> **Written exercise**
Format every line of the records below as a numbered list, skipping blank lines and leaving out the pictures.

> **Exercise material**
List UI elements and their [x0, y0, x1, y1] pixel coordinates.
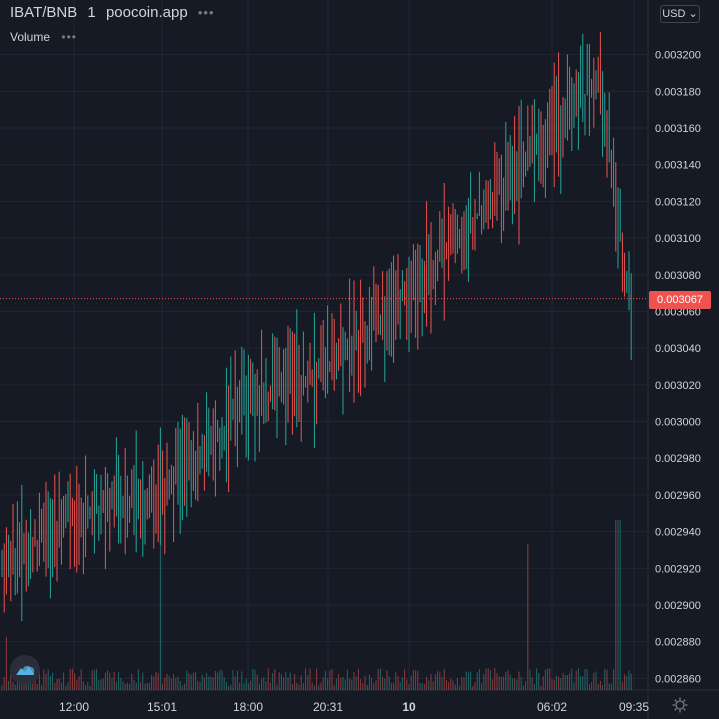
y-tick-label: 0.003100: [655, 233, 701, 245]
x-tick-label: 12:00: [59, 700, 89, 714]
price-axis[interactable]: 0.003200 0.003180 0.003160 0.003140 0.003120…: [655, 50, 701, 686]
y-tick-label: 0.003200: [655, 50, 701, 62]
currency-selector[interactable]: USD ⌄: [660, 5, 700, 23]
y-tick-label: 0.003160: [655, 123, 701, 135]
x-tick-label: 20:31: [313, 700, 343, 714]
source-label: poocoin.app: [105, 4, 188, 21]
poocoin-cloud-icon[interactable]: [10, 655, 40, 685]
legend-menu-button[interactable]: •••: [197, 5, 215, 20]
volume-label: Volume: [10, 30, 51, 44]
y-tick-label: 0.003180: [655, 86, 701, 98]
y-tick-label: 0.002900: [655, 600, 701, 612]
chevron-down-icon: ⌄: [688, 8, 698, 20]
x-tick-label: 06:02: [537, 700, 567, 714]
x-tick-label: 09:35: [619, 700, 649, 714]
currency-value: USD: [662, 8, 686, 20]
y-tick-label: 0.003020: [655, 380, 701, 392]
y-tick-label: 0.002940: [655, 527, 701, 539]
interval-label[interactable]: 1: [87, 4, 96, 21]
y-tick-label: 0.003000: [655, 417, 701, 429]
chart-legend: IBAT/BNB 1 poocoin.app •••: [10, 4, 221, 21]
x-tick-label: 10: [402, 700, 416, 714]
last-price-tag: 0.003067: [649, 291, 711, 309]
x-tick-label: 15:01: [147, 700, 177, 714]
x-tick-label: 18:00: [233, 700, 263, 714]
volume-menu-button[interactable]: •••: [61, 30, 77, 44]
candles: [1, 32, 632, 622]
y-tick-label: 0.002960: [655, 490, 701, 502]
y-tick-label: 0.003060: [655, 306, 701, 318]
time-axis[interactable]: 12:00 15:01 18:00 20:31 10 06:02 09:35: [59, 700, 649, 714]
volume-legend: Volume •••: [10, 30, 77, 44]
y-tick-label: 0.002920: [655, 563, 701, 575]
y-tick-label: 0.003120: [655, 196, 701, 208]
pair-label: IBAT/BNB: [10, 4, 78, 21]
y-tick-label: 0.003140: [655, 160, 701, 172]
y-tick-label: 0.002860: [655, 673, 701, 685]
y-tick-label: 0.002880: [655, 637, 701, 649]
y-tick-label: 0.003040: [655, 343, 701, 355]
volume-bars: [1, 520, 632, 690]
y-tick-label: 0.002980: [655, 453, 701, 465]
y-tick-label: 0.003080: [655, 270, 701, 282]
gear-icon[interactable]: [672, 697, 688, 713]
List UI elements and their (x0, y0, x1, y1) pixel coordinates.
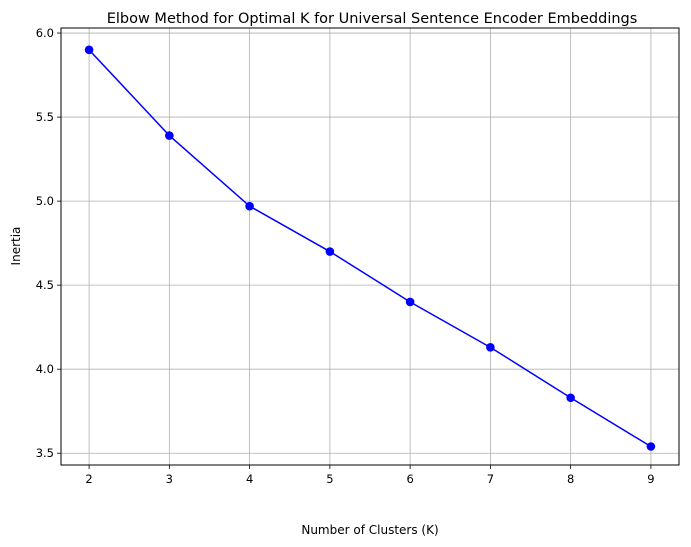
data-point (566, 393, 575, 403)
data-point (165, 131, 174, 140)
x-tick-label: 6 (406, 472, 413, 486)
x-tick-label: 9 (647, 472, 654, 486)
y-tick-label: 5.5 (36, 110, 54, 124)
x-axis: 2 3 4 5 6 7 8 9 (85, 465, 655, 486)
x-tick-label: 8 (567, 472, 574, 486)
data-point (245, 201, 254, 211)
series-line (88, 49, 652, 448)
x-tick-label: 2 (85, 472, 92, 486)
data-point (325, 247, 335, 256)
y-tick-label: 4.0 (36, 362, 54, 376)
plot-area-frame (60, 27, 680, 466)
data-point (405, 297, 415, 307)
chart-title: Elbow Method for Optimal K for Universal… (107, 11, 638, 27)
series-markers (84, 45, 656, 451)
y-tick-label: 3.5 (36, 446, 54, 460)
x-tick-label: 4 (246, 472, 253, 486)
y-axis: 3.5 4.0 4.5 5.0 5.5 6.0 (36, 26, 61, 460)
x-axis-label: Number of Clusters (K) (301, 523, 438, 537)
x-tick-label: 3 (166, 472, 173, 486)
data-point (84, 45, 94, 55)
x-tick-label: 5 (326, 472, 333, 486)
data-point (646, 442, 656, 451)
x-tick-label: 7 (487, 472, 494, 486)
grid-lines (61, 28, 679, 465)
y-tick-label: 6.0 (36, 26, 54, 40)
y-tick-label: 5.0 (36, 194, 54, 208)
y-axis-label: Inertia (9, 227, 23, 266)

> **The output**
1. List UI elements and their [x0, y0, x1, y1] pixel coordinates.
2. y-tick-label: 0.003100: [655, 233, 701, 245]
3. x-tick-label: 12:00: [59, 700, 89, 714]
4. price-axis[interactable]: 0.003200 0.003180 0.003160 0.003140 0.003120…: [655, 50, 701, 686]
5. y-tick-label: 0.003200: [655, 50, 701, 62]
6. currency-selector[interactable]: USD ⌄: [660, 5, 700, 23]
7. y-tick-label: 0.003160: [655, 123, 701, 135]
8. x-tick-label: 20:31: [313, 700, 343, 714]
9. source-label: poocoin.app: [105, 4, 188, 21]
10. poocoin-cloud-icon[interactable]: [10, 655, 40, 685]
11. legend-menu-button[interactable]: •••: [197, 5, 215, 20]
12. volume-label: Volume: [10, 30, 51, 44]
13. y-tick-label: 0.003180: [655, 86, 701, 98]
14. y-tick-label: 0.002900: [655, 600, 701, 612]
15. chevron-down-icon: ⌄: [688, 8, 698, 20]
16. x-tick-label: 06:02: [537, 700, 567, 714]
17. x-tick-label: 09:35: [619, 700, 649, 714]
18. currency-value: USD: [662, 8, 686, 20]
19. y-tick-label: 0.003020: [655, 380, 701, 392]
20. y-tick-label: 0.002940: [655, 527, 701, 539]
21. interval-label[interactable]: 1: [87, 4, 96, 21]
22. y-tick-label: 0.003000: [655, 417, 701, 429]
23. chart-legend: IBAT/BNB 1 poocoin.app •••: [10, 4, 221, 21]
24. x-tick-label: 10: [402, 700, 416, 714]
25. last-price-tag: 0.003067: [649, 291, 711, 309]
26. x-tick-label: 15:01: [147, 700, 177, 714]
27. x-tick-label: 18:00: [233, 700, 263, 714]
28. volume-menu-button[interactable]: •••: [61, 30, 77, 44]
29. candles: [1, 32, 632, 622]
30. y-tick-label: 0.002960: [655, 490, 701, 502]
31. y-tick-label: 0.003060: [655, 306, 701, 318]
32. time-axis[interactable]: 12:00 15:01 18:00 20:31 10 06:02 09:35: [59, 700, 649, 714]
33. volume-legend: Volume •••: [10, 30, 77, 44]
34. y-tick-label: 0.002920: [655, 563, 701, 575]
35. y-tick-label: 0.003120: [655, 196, 701, 208]
36. pair-label: IBAT/BNB: [10, 4, 78, 21]
37. y-tick-label: 0.003140: [655, 160, 701, 172]
38. y-tick-label: 0.002860: [655, 673, 701, 685]
39. y-tick-label: 0.002880: [655, 637, 701, 649]
40. y-tick-label: 0.003040: [655, 343, 701, 355]
41. volume-bars: [1, 520, 632, 690]
42. y-tick-label: 0.002980: [655, 453, 701, 465]
43. y-tick-label: 0.003080: [655, 270, 701, 282]
44. gear-icon[interactable]: [672, 697, 688, 713]
45. List UI elements and their (x0, y0, x1, y1) pixel coordinates.
46. data-point (566, 393, 575, 403)
47. data-point (165, 131, 174, 140)
48. x-tick-label: 6 (406, 472, 413, 486)
49. x-tick-label: 9 (647, 472, 654, 486)
50. y-tick-label: 5.5 (36, 110, 54, 124)
51. x-axis: 2 3 4 5 6 7 8 9 (85, 465, 655, 486)
52. x-tick-label: 8 (567, 472, 574, 486)
53. data-point (245, 201, 254, 211)
54. series-line (88, 49, 652, 448)
55. x-tick-label: 2 (85, 472, 92, 486)
56. data-point (325, 247, 335, 256)
57. y-tick-label: 4.0 (36, 362, 54, 376)
58. plot-area-frame (60, 27, 680, 466)
59. data-point (405, 297, 415, 307)
60. chart-title: Elbow Method for Optimal K for Universal… (107, 11, 638, 27)
61. series-markers (84, 45, 656, 451)
62. y-tick-label: 3.5 (36, 446, 54, 460)
63. x-tick-label: 4 (246, 472, 253, 486)
64. y-axis: 3.5 4.0 4.5 5.0 5.5 6.0 (36, 26, 61, 460)
65. x-axis-label: Number of Clusters (K) (301, 523, 438, 537)
66. x-tick-label: 3 (166, 472, 173, 486)
67. data-point (84, 45, 94, 55)
68. x-tick-label: 5 (326, 472, 333, 486)
69. data-point (646, 442, 656, 451)
70. x-tick-label: 7 (487, 472, 494, 486)
71. grid-lines (61, 28, 679, 465)
72. y-tick-label: 6.0 (36, 26, 54, 40)
73. y-tick-label: 5.0 (36, 194, 54, 208)
74. y-axis-label: Inertia (9, 227, 23, 266)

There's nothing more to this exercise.